TASK ITEM ->
In the text about the race's runners below, what company is Brett Baker an intern for?

They are what makes this race special. They are your family members, friends, co-workers and the guy who delivers your newspaper. They are the people who otherwise would be anonymous.


Noyes’ girlfriend and sister spent about three and a half hours delivering newspapers for him Saturday morning so he could come to Cape Elizabeth the day before the race to sleep in St. Bartholomew’s Church, which opens its doors to competitors.

Now that the race was over, he had more plans. “I’m going to get a massage, I’m going up on stage (where the top finishers are recognized) and then to Crescent Beach for a swim, and then I’ll drink a couple of cold ones.”

They don’t ask for much more than the opportunity to run in a race that gives back great scenery, great organization and cheering crowds.

Brett Baker, 21, (83rd finish) of Sanford is a sports management major at the University of Southern Maine and an intern for Urban Epic, a company that stages triathlons. The day before the race he worked, packing a truck to help set up for a triathlon in Boston.

Carrie Corbett, 24, (227th finish) and her boyfriend Doug Bova, 24, (508th finish) came from Manchester, Conn. She’s a runner, he was a hockey player. She persuaded him to try this race. “I put an alarm on my phone, for the moment registration opened.” Within eight minutes, registration was closed.

Cadyn Wilson, 18, (1,274th) of Hallowell ran for the first time. She hadn’t seen the course beforehand, hadn’t talked to anyone about strategy. When she took the sharp right off Shore Road into Fort Williams Park she thought she was home free. Then she saw that last hill that can drain a runner both physically and emotionally. “I said, wait a second, what’s this? I thought this was the finish,” which was a few hundred yards later, after the hill was crested.

INFORMATION PROVIDED ->
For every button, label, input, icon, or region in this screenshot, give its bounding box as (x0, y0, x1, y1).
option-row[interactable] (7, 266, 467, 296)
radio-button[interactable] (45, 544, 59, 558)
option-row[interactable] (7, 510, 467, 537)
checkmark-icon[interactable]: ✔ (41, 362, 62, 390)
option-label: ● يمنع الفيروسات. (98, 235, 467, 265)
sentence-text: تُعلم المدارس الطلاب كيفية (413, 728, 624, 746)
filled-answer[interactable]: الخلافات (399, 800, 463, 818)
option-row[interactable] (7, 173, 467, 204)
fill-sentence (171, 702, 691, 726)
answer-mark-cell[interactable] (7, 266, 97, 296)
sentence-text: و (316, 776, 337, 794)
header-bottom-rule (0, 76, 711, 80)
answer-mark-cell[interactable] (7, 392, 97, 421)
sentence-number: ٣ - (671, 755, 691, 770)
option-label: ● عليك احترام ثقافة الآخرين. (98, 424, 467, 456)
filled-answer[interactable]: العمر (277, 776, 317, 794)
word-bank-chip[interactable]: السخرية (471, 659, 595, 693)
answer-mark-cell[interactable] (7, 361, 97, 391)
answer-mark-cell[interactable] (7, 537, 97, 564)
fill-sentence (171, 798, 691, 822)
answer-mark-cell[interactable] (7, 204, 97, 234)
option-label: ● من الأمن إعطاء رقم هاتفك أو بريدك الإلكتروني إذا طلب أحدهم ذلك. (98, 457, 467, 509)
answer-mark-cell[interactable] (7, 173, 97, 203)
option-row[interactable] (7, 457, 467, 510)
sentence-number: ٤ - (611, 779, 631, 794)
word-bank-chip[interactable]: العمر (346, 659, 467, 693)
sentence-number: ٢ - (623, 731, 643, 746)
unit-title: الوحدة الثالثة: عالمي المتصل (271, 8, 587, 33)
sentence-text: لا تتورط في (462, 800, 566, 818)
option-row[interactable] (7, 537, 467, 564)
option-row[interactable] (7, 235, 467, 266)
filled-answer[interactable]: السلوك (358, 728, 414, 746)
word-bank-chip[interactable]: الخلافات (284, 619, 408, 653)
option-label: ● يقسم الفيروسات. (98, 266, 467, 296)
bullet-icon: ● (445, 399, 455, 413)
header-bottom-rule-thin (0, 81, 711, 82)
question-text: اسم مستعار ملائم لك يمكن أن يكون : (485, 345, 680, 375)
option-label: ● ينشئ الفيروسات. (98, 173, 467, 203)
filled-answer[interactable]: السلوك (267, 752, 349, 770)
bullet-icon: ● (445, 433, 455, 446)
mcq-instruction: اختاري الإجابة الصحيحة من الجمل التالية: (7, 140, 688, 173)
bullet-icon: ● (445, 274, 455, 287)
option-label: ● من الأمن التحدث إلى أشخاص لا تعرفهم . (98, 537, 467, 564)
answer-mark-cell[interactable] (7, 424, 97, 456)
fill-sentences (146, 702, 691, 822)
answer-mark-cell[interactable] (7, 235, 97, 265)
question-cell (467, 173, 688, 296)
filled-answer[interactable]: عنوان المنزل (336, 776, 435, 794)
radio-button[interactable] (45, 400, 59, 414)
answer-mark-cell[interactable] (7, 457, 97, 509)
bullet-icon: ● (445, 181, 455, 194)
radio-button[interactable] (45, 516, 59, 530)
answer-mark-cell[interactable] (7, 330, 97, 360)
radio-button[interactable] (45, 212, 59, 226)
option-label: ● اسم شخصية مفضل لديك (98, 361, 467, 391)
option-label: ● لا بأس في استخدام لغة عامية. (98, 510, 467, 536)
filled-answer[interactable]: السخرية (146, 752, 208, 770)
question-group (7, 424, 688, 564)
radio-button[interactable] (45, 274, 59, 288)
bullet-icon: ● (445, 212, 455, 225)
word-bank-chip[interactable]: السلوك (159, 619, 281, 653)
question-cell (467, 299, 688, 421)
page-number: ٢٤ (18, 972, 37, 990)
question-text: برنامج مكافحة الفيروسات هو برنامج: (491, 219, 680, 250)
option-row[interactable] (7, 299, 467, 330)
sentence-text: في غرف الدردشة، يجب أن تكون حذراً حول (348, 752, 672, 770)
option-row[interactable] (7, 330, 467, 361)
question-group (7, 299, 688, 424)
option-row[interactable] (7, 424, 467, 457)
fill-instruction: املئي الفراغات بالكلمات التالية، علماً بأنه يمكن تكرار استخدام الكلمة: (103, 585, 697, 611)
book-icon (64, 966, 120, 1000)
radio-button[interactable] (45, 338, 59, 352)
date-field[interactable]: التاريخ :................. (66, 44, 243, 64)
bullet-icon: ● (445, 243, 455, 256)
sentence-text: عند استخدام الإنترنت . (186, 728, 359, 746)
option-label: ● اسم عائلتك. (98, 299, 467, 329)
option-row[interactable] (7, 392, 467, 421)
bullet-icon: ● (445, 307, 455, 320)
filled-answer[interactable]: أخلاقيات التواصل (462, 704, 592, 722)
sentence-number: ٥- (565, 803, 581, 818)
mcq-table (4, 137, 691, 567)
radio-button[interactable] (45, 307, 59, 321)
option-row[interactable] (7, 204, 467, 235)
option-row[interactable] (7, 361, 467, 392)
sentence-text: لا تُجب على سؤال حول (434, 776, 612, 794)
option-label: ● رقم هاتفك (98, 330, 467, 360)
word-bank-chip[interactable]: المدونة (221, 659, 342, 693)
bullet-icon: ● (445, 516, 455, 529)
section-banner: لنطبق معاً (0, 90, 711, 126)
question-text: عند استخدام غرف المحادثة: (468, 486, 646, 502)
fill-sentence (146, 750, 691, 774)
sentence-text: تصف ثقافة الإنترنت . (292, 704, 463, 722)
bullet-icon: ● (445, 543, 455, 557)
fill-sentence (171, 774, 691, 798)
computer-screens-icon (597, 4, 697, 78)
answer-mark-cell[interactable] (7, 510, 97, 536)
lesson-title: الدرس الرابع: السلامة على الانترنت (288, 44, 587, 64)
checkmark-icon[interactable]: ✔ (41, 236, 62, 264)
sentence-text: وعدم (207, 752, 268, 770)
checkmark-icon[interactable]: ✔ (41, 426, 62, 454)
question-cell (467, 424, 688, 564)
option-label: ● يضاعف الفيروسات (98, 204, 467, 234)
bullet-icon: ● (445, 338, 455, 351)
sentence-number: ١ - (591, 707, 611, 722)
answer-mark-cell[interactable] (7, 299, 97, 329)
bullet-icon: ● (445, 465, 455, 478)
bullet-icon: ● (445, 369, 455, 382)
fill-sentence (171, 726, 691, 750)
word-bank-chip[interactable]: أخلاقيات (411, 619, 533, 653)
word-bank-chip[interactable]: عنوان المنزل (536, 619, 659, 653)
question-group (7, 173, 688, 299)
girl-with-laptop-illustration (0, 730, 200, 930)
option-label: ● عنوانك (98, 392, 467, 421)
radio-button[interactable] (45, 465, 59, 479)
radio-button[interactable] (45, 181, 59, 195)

WRITTEN SOLUTION ->
Urban Epic, a company that stages triathlons.